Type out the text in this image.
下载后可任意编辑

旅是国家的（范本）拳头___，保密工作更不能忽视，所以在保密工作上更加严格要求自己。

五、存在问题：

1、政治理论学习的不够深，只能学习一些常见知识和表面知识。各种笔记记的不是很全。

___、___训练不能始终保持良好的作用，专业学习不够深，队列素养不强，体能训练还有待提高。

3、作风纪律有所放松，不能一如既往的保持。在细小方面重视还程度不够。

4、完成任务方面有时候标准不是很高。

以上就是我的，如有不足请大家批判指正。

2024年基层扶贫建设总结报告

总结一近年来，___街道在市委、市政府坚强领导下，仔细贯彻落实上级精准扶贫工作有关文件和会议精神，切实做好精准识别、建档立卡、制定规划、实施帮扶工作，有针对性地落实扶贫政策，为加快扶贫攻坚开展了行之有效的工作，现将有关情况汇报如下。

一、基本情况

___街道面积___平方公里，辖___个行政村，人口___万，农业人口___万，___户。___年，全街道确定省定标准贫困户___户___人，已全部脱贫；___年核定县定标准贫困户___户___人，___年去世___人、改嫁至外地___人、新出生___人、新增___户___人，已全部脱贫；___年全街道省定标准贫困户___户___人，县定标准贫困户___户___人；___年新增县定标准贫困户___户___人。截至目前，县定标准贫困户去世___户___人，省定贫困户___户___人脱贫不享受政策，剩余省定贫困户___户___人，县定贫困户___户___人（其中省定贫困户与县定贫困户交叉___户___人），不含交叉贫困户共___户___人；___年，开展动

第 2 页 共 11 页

****************************************

= Task requirements =
Write out the whole listing again. Match it word for word.

= Complete output =
Type out the text in this image.
下载后可任意编辑

旅是国家的（范本）拳头___，保密工作更不能忽视，所以在保密工作上更加严格要求自己。

五、存在问题：

1、政治理论学习的不够深，只能学习一些常见知识和表面知识。各种笔记记的不是很全。

___、___训练不能始终保持良好的作用，专业学习不够深，队列素养不强，体能训练还有待提高。

3、作风纪律有所放松，不能一如既往的保持。在细小方面重视还程度不够。

4、完成任务方面有时候标准不是很高。

以上就是我的，如有不足请大家批判指正。

2024年基层扶贫建设总结报告

总结一近年来，___街道在市委、市政府坚强领导下，仔细贯彻落实上级精准扶贫工作有关文件和会议精神，切实做好精准识别、建档立卡、制定规划、实施帮扶工作，有针对性地落实扶贫政策，为加快扶贫攻坚开展了行之有效的工作，现将有关情况汇报如下。

一、基本情况

___街道面积___平方公里，辖___个行政村，人口___万，农业人口___万，___户。___年，全街道确定省定标准贫困户___户___人，已全部脱贫；___年核定县定标准贫困户___户___人，___年去世___人、改嫁至外地___人、新出生___人、新增___户___人，已全部脱贫；___年全街道省定标准贫困户___户___人，县定标准贫困户___户___人；___年新增县定标准贫困户___户___人。截至目前，县定标准贫困户去世___户___人，省定贫困户___户___人脱贫不享受政策，剩余省定贫困户___户___人，县定贫困户___户___人（其中省定贫困户与县定贫困户交叉___户___人），不含交叉贫困户共___户___人；___年，开展动

第 2 页 共 11 页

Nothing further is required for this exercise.